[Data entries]
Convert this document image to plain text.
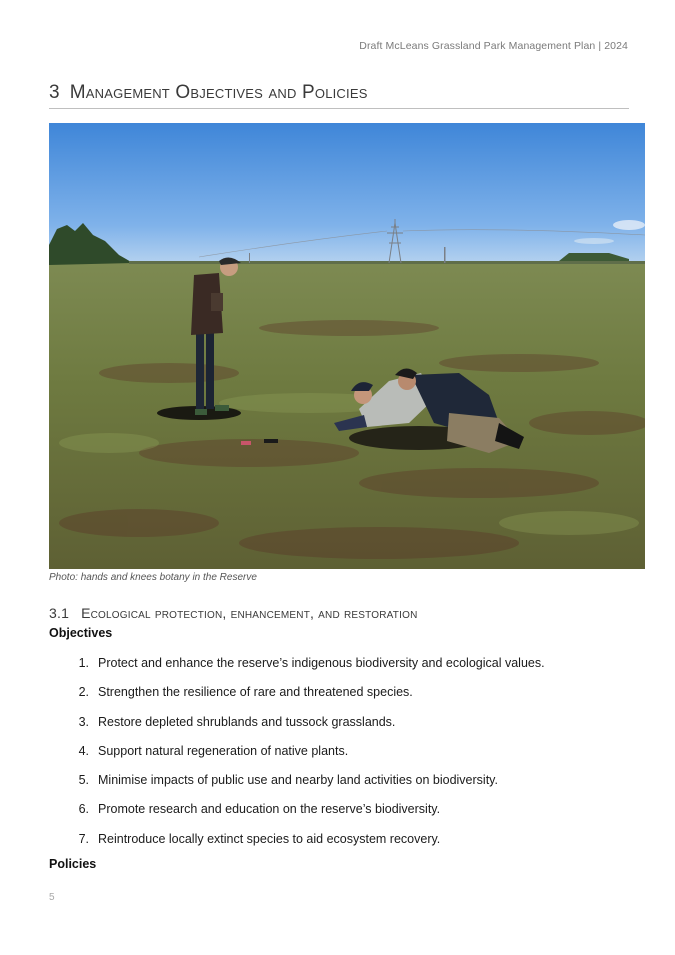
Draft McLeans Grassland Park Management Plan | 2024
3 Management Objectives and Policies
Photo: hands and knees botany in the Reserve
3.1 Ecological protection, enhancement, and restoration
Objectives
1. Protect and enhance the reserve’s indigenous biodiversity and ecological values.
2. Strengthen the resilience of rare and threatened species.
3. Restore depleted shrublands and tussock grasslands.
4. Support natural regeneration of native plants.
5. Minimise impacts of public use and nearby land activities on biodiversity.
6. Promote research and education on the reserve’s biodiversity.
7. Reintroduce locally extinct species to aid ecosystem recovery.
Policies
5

(Short task)
Copy each line of the records that contains the word "species".

(Expected output)
2. Strengthen the resilience of rare and threatened species.
7. Reintroduce locally extinct species to aid ecosystem recovery.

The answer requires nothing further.